* begin *

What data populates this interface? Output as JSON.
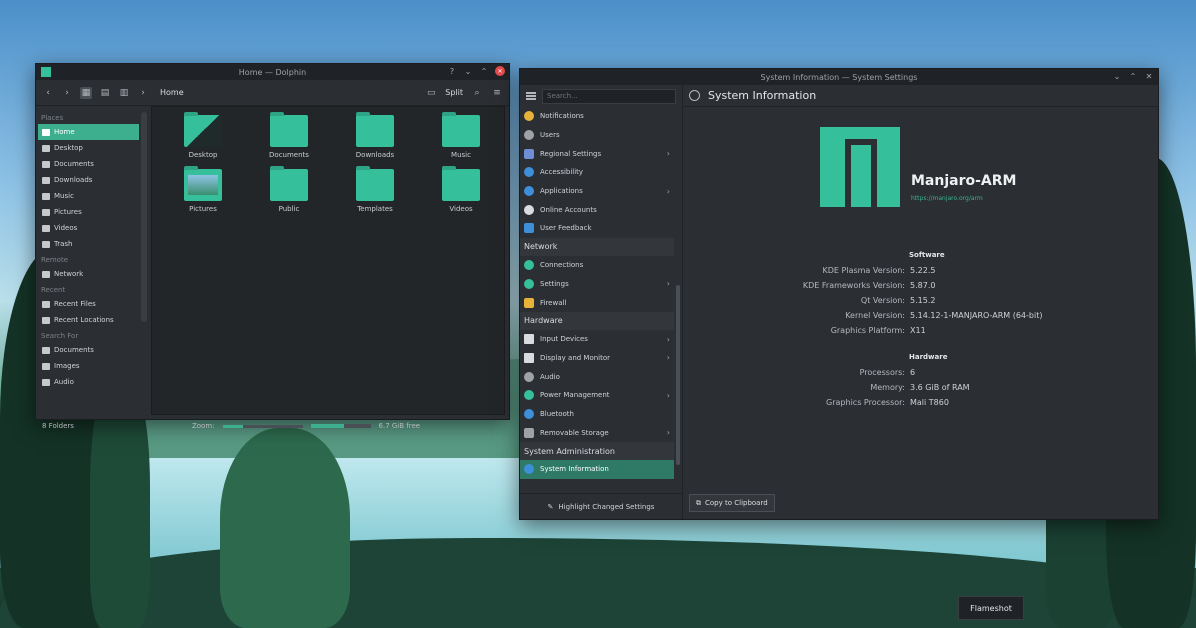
{
  "dolphin": {
    "title": "Home — Dolphin",
    "breadcrumb": "Home",
    "split_label": "Split",
    "sidebar": {
      "places_head": "Places",
      "places": [
        "Home",
        "Desktop",
        "Documents",
        "Downloads",
        "Music",
        "Pictures",
        "Videos",
        "Trash"
      ],
      "remote_head": "Remote",
      "remote": [
        "Network"
      ],
      "recent_head": "Recent",
      "recent": [
        "Recent Files",
        "Recent Locations"
      ],
      "search_head": "Search For",
      "search": [
        "Documents",
        "Images",
        "Audio"
      ]
    },
    "folders": [
      "Desktop",
      "Documents",
      "Downloads",
      "Music",
      "Pictures",
      "Public",
      "Templates",
      "Videos"
    ],
    "status_count": "8 Folders",
    "zoom_label": "Zoom:",
    "zoom_level": 0.25,
    "disk_used": 0.55,
    "free_space": "6.7 GiB free"
  },
  "settings": {
    "title": "System Information — System Settings",
    "search_placeholder": "Search...",
    "page_title": "System Information",
    "categories_top": [
      "Notifications",
      "Users",
      "Regional Settings",
      "Accessibility",
      "Applications",
      "Online Accounts",
      "User Feedback"
    ],
    "section_network": "Network",
    "categories_network": [
      "Connections",
      "Settings",
      "Firewall"
    ],
    "section_hardware": "Hardware",
    "categories_hardware": [
      "Input Devices",
      "Display and Monitor",
      "Audio",
      "Power Management",
      "Bluetooth",
      "Removable Storage"
    ],
    "section_admin": "System Administration",
    "categories_admin": [
      "System Information"
    ],
    "highlight_label": "Highlight Changed Settings",
    "distro_name": "Manjaro-ARM",
    "distro_url": "https://manjaro.org/arm",
    "software_head": "Software",
    "software": [
      {
        "k": "KDE Plasma Version:",
        "v": "5.22.5"
      },
      {
        "k": "KDE Frameworks Version:",
        "v": "5.87.0"
      },
      {
        "k": "Qt Version:",
        "v": "5.15.2"
      },
      {
        "k": "Kernel Version:",
        "v": "5.14.12-1-MANJARO-ARM (64-bit)"
      },
      {
        "k": "Graphics Platform:",
        "v": "X11"
      }
    ],
    "hardware_head": "Hardware",
    "hardware": [
      {
        "k": "Processors:",
        "v": "6"
      },
      {
        "k": "Memory:",
        "v": "3.6 GiB of RAM"
      },
      {
        "k": "Graphics Processor:",
        "v": "Mali T860"
      }
    ],
    "copy_label": "Copy to Clipboard"
  },
  "flameshot": {
    "label": "Flameshot"
  },
  "colors": {
    "accent": "#35bf9a",
    "selection": "#3daf8f",
    "window_bg": "#2b2f34"
  }
}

* end *

* **PROMPT**: Reproduce each entry verbatim, excluding any embedded images.

* **THE RESPONSE**:
What data populates this interface? Output as JSON.
{
  "dolphin": {
    "title": "Home — Dolphin",
    "breadcrumb": "Home",
    "split_label": "Split",
    "sidebar": {
      "places_head": "Places",
      "places": [
        "Home",
        "Desktop",
        "Documents",
        "Downloads",
        "Music",
        "Pictures",
        "Videos",
        "Trash"
      ],
      "remote_head": "Remote",
      "remote": [
        "Network"
      ],
      "recent_head": "Recent",
      "recent": [
        "Recent Files",
        "Recent Locations"
      ],
      "search_head": "Search For",
      "search": [
        "Documents",
        "Images",
        "Audio"
      ]
    },
    "folders": [
      "Desktop",
      "Documents",
      "Downloads",
      "Music",
      "Pictures",
      "Public",
      "Templates",
      "Videos"
    ],
    "status_count": "8 Folders",
    "zoom_label": "Zoom:",
    "zoom_level": 0.25,
    "disk_used": 0.55,
    "free_space": "6.7 GiB free"
  },
  "settings": {
    "title": "System Information — System Settings",
    "search_placeholder": "Search...",
    "page_title": "System Information",
    "categories_top": [
      "Notifications",
      "Users",
      "Regional Settings",
      "Accessibility",
      "Applications",
      "Online Accounts",
      "User Feedback"
    ],
    "section_network": "Network",
    "categories_network": [
      "Connections",
      "Settings",
      "Firewall"
    ],
    "section_hardware": "Hardware",
    "categories_hardware": [
      "Input Devices",
      "Display and Monitor",
      "Audio",
      "Power Management",
      "Bluetooth",
      "Removable Storage"
    ],
    "section_admin": "System Administration",
    "categories_admin": [
      "System Information"
    ],
    "highlight_label": "Highlight Changed Settings",
    "distro_name": "Manjaro-ARM",
    "distro_url": "https://manjaro.org/arm",
    "software_head": "Software",
    "software": [
      {
        "k": "KDE Plasma Version:",
        "v": "5.22.5"
      },
      {
        "k": "KDE Frameworks Version:",
        "v": "5.87.0"
      },
      {
        "k": "Qt Version:",
        "v": "5.15.2"
      },
      {
        "k": "Kernel Version:",
        "v": "5.14.12-1-MANJARO-ARM (64-bit)"
      },
      {
        "k": "Graphics Platform:",
        "v": "X11"
      }
    ],
    "hardware_head": "Hardware",
    "hardware": [
      {
        "k": "Processors:",
        "v": "6"
      },
      {
        "k": "Memory:",
        "v": "3.6 GiB of RAM"
      },
      {
        "k": "Graphics Processor:",
        "v": "Mali T860"
      }
    ],
    "copy_label": "Copy to Clipboard"
  },
  "flameshot": {
    "label": "Flameshot"
  },
  "colors": {
    "accent": "#35bf9a",
    "selection": "#3daf8f",
    "window_bg": "#2b2f34"
  }
}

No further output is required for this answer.